**SHORT PROBLEM:**
Images are not part of the copy; write out the rest of the data exactly as given.

-- Start --

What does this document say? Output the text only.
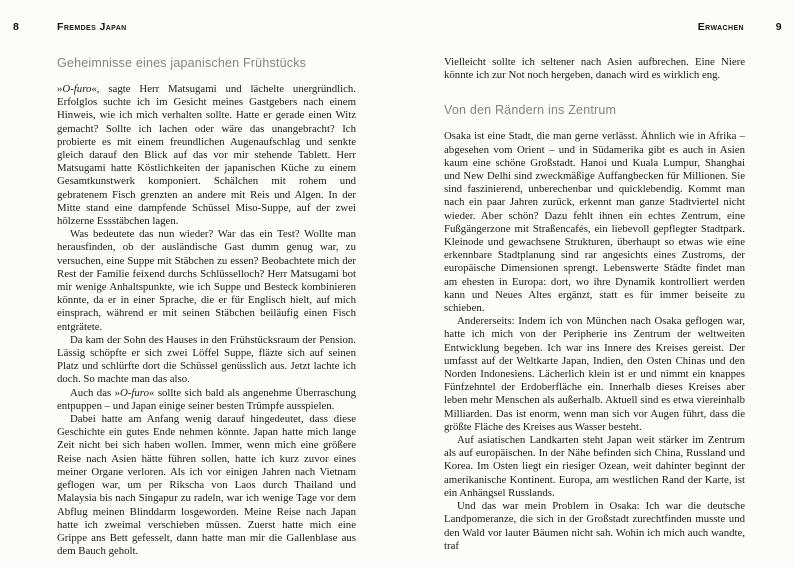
8	Fremdes Japan
Geheimnisse eines japanischen Frühstücks

»O-furo«, sagte Herr Matsugami und lächelte unergründlich. Erfolglos suchte ich im Gesicht meines Gastgebers nach einem Hinweis, wie ich mich verhalten sollte. Hatte er gerade einen Witz gemacht? Sollte ich lachen oder wäre das unangebracht? Ich probierte es mit einem freundlichen Augenaufschlag und senkte gleich darauf den Blick auf das vor mir stehende Tablett. Herr Matsugami hatte Köstlichkeiten der japanischen Küche zu einem Gesamtkunstwerk komponiert. Schälchen mit rohem und gebratenem Fisch grenzten an andere mit Reis und Algen. In der Mitte stand eine dampfende Schüssel Miso-Suppe, auf der zwei hölzerne Essstäbchen lagen.

Was bedeutete das nun wieder? War das ein Test? Wollte man herausfinden, ob der ausländische Gast dumm genug war, zu versuchen, eine Suppe mit Stäbchen zu essen? Beobachtete mich der Rest der Familie feixend durchs Schlüsselloch? Herr Matsugami bot mir wenige Anhaltspunkte, wie ich Suppe und Besteck kombinieren könnte, da er in einer Sprache, die er für Englisch hielt, auf mich einsprach, während er mit seinen Stäbchen beiläufig einen Fisch entgrätete.

Da kam der Sohn des Hauses in den Frühstücksraum der Pension. Lässig schöpfte er sich zwei Löffel Suppe, fläzte sich auf seinen Platz und schlürfte dort die Schüssel genüsslich aus. Jetzt lachte ich doch. So machte man das also.

Auch das »O-furo« sollte sich bald als angenehme Überraschung entpuppen – und Japan einige seiner besten Trümpfe ausspielen.

Dabei hatte am Anfang wenig darauf hingedeutet, dass diese Geschichte ein gutes Ende nehmen könnte. Japan hatte mich lange Zeit nicht bei sich haben wollen. Immer, wenn mich eine größere Reise nach Asien hätte führen sollen, hatte ich kurz zuvor eines meiner Organe verloren. Als ich vor einigen Jahren nach Vietnam geflogen war, um per Rikscha von Laos durch Thailand und Malaysia bis nach Singapur zu radeln, war ich wenige Tage vor dem Abflug meinen Blinddarm losgeworden. Meine Reise nach Japan hatte ich zweimal verschieben müssen. Zuerst hatte mich eine Grippe ans Bett gefesselt, dann hatte man mir die Gallenblase aus dem Bauch geholt.

Erwachen	9

Vielleicht sollte ich seltener nach Asien aufbrechen. Eine Niere könnte ich zur Not noch hergeben, danach wird es wirklich eng.

Von den Rändern ins Zentrum

Osaka ist eine Stadt, die man gerne verlässt. Ähnlich wie in Afrika – abgesehen vom Orient – und in Südamerika gibt es auch in Asien kaum eine schöne Großstadt. Hanoi und Kuala Lumpur, Shanghai und New Delhi sind zweckmäßige Auffangbecken für Millionen. Sie sind faszinierend, unberechenbar und quicklebendig. Kommt man nach ein paar Jahren zurück, erkennt man ganze Stadtviertel nicht wieder. Aber schön? Dazu fehlt ihnen ein echtes Zentrum, eine Fußgängerzone mit Straßencafés, ein liebevoll gepflegter Stadtpark. Kleinode und gewachsene Strukturen, überhaupt so etwas wie eine erkennbare Stadtplanung sind rar angesichts eines Zustroms, der europäische Dimensionen sprengt. Lebenswerte Städte findet man am ehesten in Europa: dort, wo ihre Dynamik kontrolliert werden kann und Neues Altes ergänzt, statt es für immer beiseite zu schieben.

Andererseits: Indem ich von München nach Osaka geflogen war, hatte ich mich von der Peripherie ins Zentrum der weltweiten Entwicklung begeben. Ich war ins Innere des Kreises gereist. Der umfasst auf der Weltkarte Japan, Indien, den Osten Chinas und den Norden Indonesiens. Lächerlich klein ist er und nimmt ein knappes Fünfzehntel der Erdoberfläche ein. Innerhalb dieses Kreises aber leben mehr Menschen als außerhalb. Aktuell sind es etwa viereinhalb Milliarden. Das ist enorm, wenn man sich vor Augen führt, dass die größte Fläche des Kreises aus Wasser besteht.

Auf asiatischen Landkarten steht Japan weit stärker im Zentrum als auf europäischen. In der Nähe befinden sich China, Russland und Korea. Im Osten liegt ein riesiger Ozean, weit dahinter beginnt der amerikanische Kontinent. Europa, am westlichen Rand der Karte, ist ein Anhängsel Russlands.

Und das war mein Problem in Osaka: Ich war die deutsche Landpomeranze, die sich in der Großstadt zurechtfinden musste und den Wald vor lauter Bäumen nicht sah. Wohin ich mich auch wandte, traf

-- End --

**SOLUTION TO THIS PROBLEM:**
What does this document say? Output the text only.
8	Fremdes Japan
Geheimnisse eines japanischen Frühstücks

»O-furo«, sagte Herr Matsugami und lächelte unergründlich. Erfolglos suchte ich im Gesicht meines Gastgebers nach einem Hinweis, wie ich mich verhalten sollte. Hatte er gerade einen Witz gemacht? Sollte ich lachen oder wäre das unangebracht? Ich probierte es mit einem freundlichen Augenaufschlag und senkte gleich darauf den Blick auf das vor mir stehende Tablett. Herr Matsugami hatte Köstlichkeiten der japanischen Küche zu einem Gesamtkunstwerk komponiert. Schälchen mit rohem und gebratenem Fisch grenzten an andere mit Reis und Algen. In der Mitte stand eine dampfende Schüssel Miso-Suppe, auf der zwei hölzerne Essstäbchen lagen.

Was bedeutete das nun wieder? War das ein Test? Wollte man herausfinden, ob der ausländische Gast dumm genug war, zu versuchen, eine Suppe mit Stäbchen zu essen? Beobachtete mich der Rest der Familie feixend durchs Schlüsselloch? Herr Matsugami bot mir wenige Anhaltspunkte, wie ich Suppe und Besteck kombinieren könnte, da er in einer Sprache, die er für Englisch hielt, auf mich einsprach, während er mit seinen Stäbchen beiläufig einen Fisch entgrätete.

Da kam der Sohn des Hauses in den Frühstücksraum der Pension. Lässig schöpfte er sich zwei Löffel Suppe, fläzte sich auf seinen Platz und schlürfte dort die Schüssel genüsslich aus. Jetzt lachte ich doch. So machte man das also.

Auch das »O-furo« sollte sich bald als angenehme Überraschung entpuppen – und Japan einige seiner besten Trümpfe ausspielen.

Dabei hatte am Anfang wenig darauf hingedeutet, dass diese Geschichte ein gutes Ende nehmen könnte. Japan hatte mich lange Zeit nicht bei sich haben wollen. Immer, wenn mich eine größere Reise nach Asien hätte führen sollen, hatte ich kurz zuvor eines meiner Organe verloren. Als ich vor einigen Jahren nach Vietnam geflogen war, um per Rikscha von Laos durch Thailand und Malaysia bis nach Singapur zu radeln, war ich wenige Tage vor dem Abflug meinen Blinddarm losgeworden. Meine Reise nach Japan hatte ich zweimal verschieben müssen. Zuerst hatte mich eine Grippe ans Bett gefesselt, dann hatte man mir die Gallenblase aus dem Bauch geholt.

Erwachen	9

Vielleicht sollte ich seltener nach Asien aufbrechen. Eine Niere könnte ich zur Not noch hergeben, danach wird es wirklich eng.

Von den Rändern ins Zentrum

Osaka ist eine Stadt, die man gerne verlässt. Ähnlich wie in Afrika – abgesehen vom Orient – und in Südamerika gibt es auch in Asien kaum eine schöne Großstadt. Hanoi und Kuala Lumpur, Shanghai und New Delhi sind zweckmäßige Auffangbecken für Millionen. Sie sind faszinierend, unberechenbar und quicklebendig. Kommt man nach ein paar Jahren zurück, erkennt man ganze Stadtviertel nicht wieder. Aber schön? Dazu fehlt ihnen ein echtes Zentrum, eine Fußgängerzone mit Straßencafés, ein liebevoll gepflegter Stadtpark. Kleinode und gewachsene Strukturen, überhaupt so etwas wie eine erkennbare Stadtplanung sind rar angesichts eines Zustroms, der europäische Dimensionen sprengt. Lebenswerte Städte findet man am ehesten in Europa: dort, wo ihre Dynamik kontrolliert werden kann und Neues Altes ergänzt, statt es für immer beiseite zu schieben.

Andererseits: Indem ich von München nach Osaka geflogen war, hatte ich mich von der Peripherie ins Zentrum der weltweiten Entwicklung begeben. Ich war ins Innere des Kreises gereist. Der umfasst auf der Weltkarte Japan, Indien, den Osten Chinas und den Norden Indonesiens. Lächerlich klein ist er und nimmt ein knappes Fünfzehntel der Erdoberfläche ein. Innerhalb dieses Kreises aber leben mehr Menschen als außerhalb. Aktuell sind es etwa viereinhalb Milliarden. Das ist enorm, wenn man sich vor Augen führt, dass die größte Fläche des Kreises aus Wasser besteht.

Auf asiatischen Landkarten steht Japan weit stärker im Zentrum als auf europäischen. In der Nähe befinden sich China, Russland und Korea. Im Osten liegt ein riesiger Ozean, weit dahinter beginnt der amerikanische Kontinent. Europa, am westlichen Rand der Karte, ist ein Anhängsel Russlands.

Und das war mein Problem in Osaka: Ich war die deutsche Landpomeranze, die sich in der Großstadt zurechtfinden musste und den Wald vor lauter Bäumen nicht sah. Wohin ich mich auch wandte, traf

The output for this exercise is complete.